== Dataset entries ==

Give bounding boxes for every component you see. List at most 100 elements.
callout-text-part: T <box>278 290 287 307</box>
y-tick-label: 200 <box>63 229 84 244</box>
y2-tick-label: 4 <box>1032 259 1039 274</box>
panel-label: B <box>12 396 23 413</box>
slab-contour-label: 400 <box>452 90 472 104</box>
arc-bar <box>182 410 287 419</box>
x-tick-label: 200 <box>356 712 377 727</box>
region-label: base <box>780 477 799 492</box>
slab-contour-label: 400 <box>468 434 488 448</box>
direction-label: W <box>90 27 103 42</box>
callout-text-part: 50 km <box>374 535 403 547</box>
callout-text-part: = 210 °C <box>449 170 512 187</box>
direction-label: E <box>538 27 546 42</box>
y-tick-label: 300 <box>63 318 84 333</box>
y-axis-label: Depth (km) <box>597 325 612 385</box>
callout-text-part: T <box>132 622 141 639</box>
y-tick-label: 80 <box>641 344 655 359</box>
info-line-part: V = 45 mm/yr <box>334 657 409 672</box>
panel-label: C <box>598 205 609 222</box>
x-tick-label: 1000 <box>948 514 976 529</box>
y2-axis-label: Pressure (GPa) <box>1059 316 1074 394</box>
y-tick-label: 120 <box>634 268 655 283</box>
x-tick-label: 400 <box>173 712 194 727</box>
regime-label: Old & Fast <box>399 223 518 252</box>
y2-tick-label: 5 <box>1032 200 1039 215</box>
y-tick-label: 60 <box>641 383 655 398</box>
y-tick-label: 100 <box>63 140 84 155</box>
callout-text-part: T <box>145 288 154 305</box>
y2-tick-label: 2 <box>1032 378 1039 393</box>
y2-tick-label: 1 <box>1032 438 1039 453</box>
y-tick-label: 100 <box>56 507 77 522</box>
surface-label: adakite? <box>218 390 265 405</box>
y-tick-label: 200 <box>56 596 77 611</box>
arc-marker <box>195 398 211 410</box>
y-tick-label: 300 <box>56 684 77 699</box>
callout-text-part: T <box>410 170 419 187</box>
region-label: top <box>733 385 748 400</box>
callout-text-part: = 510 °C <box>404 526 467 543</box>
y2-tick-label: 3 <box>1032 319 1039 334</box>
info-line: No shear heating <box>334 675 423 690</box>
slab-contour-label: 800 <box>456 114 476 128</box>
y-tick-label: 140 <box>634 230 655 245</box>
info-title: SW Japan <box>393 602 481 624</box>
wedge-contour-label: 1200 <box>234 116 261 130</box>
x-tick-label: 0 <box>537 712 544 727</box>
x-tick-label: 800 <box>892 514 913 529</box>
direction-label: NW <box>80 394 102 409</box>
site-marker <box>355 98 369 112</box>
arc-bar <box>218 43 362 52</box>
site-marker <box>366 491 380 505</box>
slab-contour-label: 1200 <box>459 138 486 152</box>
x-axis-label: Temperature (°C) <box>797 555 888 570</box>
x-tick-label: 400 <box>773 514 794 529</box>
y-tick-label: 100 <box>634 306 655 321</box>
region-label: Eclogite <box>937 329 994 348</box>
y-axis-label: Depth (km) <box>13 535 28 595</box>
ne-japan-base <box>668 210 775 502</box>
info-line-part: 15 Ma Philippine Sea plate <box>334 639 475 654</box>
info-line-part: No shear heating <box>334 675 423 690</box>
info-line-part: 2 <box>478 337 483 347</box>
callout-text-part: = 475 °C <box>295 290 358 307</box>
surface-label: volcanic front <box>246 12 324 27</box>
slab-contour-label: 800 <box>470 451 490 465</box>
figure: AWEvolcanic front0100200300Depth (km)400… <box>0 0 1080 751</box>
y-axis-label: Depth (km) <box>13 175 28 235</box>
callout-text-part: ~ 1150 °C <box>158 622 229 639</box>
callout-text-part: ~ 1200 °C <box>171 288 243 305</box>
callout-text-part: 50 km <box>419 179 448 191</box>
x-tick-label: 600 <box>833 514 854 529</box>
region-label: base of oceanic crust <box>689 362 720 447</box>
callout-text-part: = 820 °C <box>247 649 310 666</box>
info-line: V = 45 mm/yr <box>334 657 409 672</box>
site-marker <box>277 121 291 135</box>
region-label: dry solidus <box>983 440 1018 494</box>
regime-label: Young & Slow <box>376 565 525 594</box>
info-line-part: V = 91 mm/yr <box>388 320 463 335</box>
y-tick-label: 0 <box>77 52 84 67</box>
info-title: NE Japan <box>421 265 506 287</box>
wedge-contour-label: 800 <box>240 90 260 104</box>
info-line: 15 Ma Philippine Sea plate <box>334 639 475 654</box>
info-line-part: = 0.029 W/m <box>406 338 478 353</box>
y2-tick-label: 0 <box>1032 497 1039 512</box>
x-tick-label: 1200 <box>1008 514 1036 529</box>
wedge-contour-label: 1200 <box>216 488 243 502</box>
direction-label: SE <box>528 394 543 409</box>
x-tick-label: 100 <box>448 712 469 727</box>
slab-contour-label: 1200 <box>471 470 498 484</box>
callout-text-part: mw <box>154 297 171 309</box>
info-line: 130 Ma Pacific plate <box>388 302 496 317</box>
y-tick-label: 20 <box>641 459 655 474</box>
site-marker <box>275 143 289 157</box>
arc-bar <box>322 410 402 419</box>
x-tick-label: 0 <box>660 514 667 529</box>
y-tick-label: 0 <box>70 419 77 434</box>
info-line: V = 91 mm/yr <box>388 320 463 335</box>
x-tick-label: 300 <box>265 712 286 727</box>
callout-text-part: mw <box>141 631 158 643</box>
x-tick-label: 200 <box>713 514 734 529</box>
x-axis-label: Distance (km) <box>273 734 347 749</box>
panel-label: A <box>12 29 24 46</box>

== Exercise directions ==
Would you copy out every row above, keeping each one character for character?

== In response ==
Give bounding boxes for every component you see. List at most 100 elements.
callout-text-part: T <box>278 290 287 307</box>
y-tick-label: 200 <box>63 229 84 244</box>
y2-tick-label: 4 <box>1032 259 1039 274</box>
panel-label: B <box>12 396 23 413</box>
slab-contour-label: 400 <box>452 90 472 104</box>
arc-bar <box>182 410 287 419</box>
x-tick-label: 200 <box>356 712 377 727</box>
region-label: base <box>780 477 799 492</box>
slab-contour-label: 400 <box>468 434 488 448</box>
direction-label: W <box>90 27 103 42</box>
callout-text-part: 50 km <box>374 535 403 547</box>
callout-text-part: = 210 °C <box>449 170 512 187</box>
direction-label: E <box>538 27 546 42</box>
y-tick-label: 300 <box>63 318 84 333</box>
y-axis-label: Depth (km) <box>597 325 612 385</box>
callout-text-part: T <box>132 622 141 639</box>
y-tick-label: 80 <box>641 344 655 359</box>
info-line-part: V = 45 mm/yr <box>334 657 409 672</box>
panel-label: C <box>598 205 609 222</box>
x-tick-label: 1000 <box>948 514 976 529</box>
y2-axis-label: Pressure (GPa) <box>1059 316 1074 394</box>
y-tick-label: 120 <box>634 268 655 283</box>
x-tick-label: 400 <box>173 712 194 727</box>
regime-label: Old & Fast <box>399 223 518 252</box>
y2-tick-label: 5 <box>1032 200 1039 215</box>
y-tick-label: 60 <box>641 383 655 398</box>
y-tick-label: 100 <box>63 140 84 155</box>
callout-text-part: T <box>145 288 154 305</box>
y2-tick-label: 2 <box>1032 378 1039 393</box>
y2-tick-label: 1 <box>1032 438 1039 453</box>
y-tick-label: 100 <box>56 507 77 522</box>
surface-label: adakite? <box>218 390 265 405</box>
y-tick-label: 200 <box>56 596 77 611</box>
arc-marker <box>195 398 211 410</box>
y-tick-label: 300 <box>56 684 77 699</box>
callout-text-part: T <box>410 170 419 187</box>
region-label: top <box>733 385 748 400</box>
callout-text-part: = 510 °C <box>404 526 467 543</box>
y2-tick-label: 3 <box>1032 319 1039 334</box>
info-line: No shear heating <box>334 675 423 690</box>
slab-contour-label: 800 <box>456 114 476 128</box>
y-tick-label: 140 <box>634 230 655 245</box>
info-title: SW Japan <box>393 602 481 624</box>
wedge-contour-label: 1200 <box>234 116 261 130</box>
x-tick-label: 0 <box>537 712 544 727</box>
x-tick-label: 800 <box>892 514 913 529</box>
direction-label: NW <box>80 394 102 409</box>
site-marker <box>355 98 369 112</box>
arc-bar <box>218 43 362 52</box>
site-marker <box>366 491 380 505</box>
slab-contour-label: 1200 <box>459 138 486 152</box>
x-axis-label: Temperature (°C) <box>797 555 888 570</box>
x-tick-label: 400 <box>773 514 794 529</box>
y-tick-label: 100 <box>634 306 655 321</box>
region-label: Eclogite <box>937 329 994 348</box>
y-axis-label: Depth (km) <box>13 535 28 595</box>
ne-japan-base <box>668 210 775 502</box>
info-line-part: 15 Ma Philippine Sea plate <box>334 639 475 654</box>
info-line-part: No shear heating <box>334 675 423 690</box>
info-line-part: 2 <box>478 337 483 347</box>
callout-text-part: = 475 °C <box>295 290 358 307</box>
surface-label: volcanic front <box>246 12 324 27</box>
slab-contour-label: 800 <box>470 451 490 465</box>
figure: AWEvolcanic front0100200300Depth (km)400… <box>0 0 1080 751</box>
y-axis-label: Depth (km) <box>13 175 28 235</box>
callout-text-part: ~ 1150 °C <box>158 622 229 639</box>
callout-text-part: ~ 1200 °C <box>171 288 243 305</box>
callout-text-part: 50 km <box>419 179 448 191</box>
x-tick-label: 600 <box>833 514 854 529</box>
region-label: base of oceanic crust <box>689 362 720 447</box>
callout-text-part: = 820 °C <box>247 649 310 666</box>
info-line: V = 45 mm/yr <box>334 657 409 672</box>
site-marker <box>277 121 291 135</box>
region-label: dry solidus <box>983 440 1018 494</box>
regime-label: Young & Slow <box>376 565 525 594</box>
info-line-part: V = 91 mm/yr <box>388 320 463 335</box>
y-tick-label: 0 <box>77 52 84 67</box>
info-title: NE Japan <box>421 265 506 287</box>
wedge-contour-label: 800 <box>240 90 260 104</box>
info-line: 15 Ma Philippine Sea plate <box>334 639 475 654</box>
info-line-part: = 0.029 W/m <box>406 338 478 353</box>
y2-tick-label: 0 <box>1032 497 1039 512</box>
x-tick-label: 1200 <box>1008 514 1036 529</box>
wedge-contour-label: 1200 <box>216 488 243 502</box>
direction-label: SE <box>528 394 543 409</box>
x-tick-label: 100 <box>448 712 469 727</box>
slab-contour-label: 1200 <box>471 470 498 484</box>
callout-text-part: mw <box>154 297 171 309</box>
info-line: 130 Ma Pacific plate <box>388 302 496 317</box>
y-tick-label: 20 <box>641 459 655 474</box>
site-marker <box>275 143 289 157</box>
arc-bar <box>322 410 402 419</box>
x-tick-label: 0 <box>660 514 667 529</box>
y-tick-label: 0 <box>70 419 77 434</box>
info-line: V = 91 mm/yr <box>388 320 463 335</box>
x-tick-label: 300 <box>265 712 286 727</box>
callout-text-part: mw <box>141 631 158 643</box>
x-tick-label: 200 <box>713 514 734 529</box>
x-axis-label: Distance (km) <box>273 734 347 749</box>
panel-label: A <box>12 29 24 46</box>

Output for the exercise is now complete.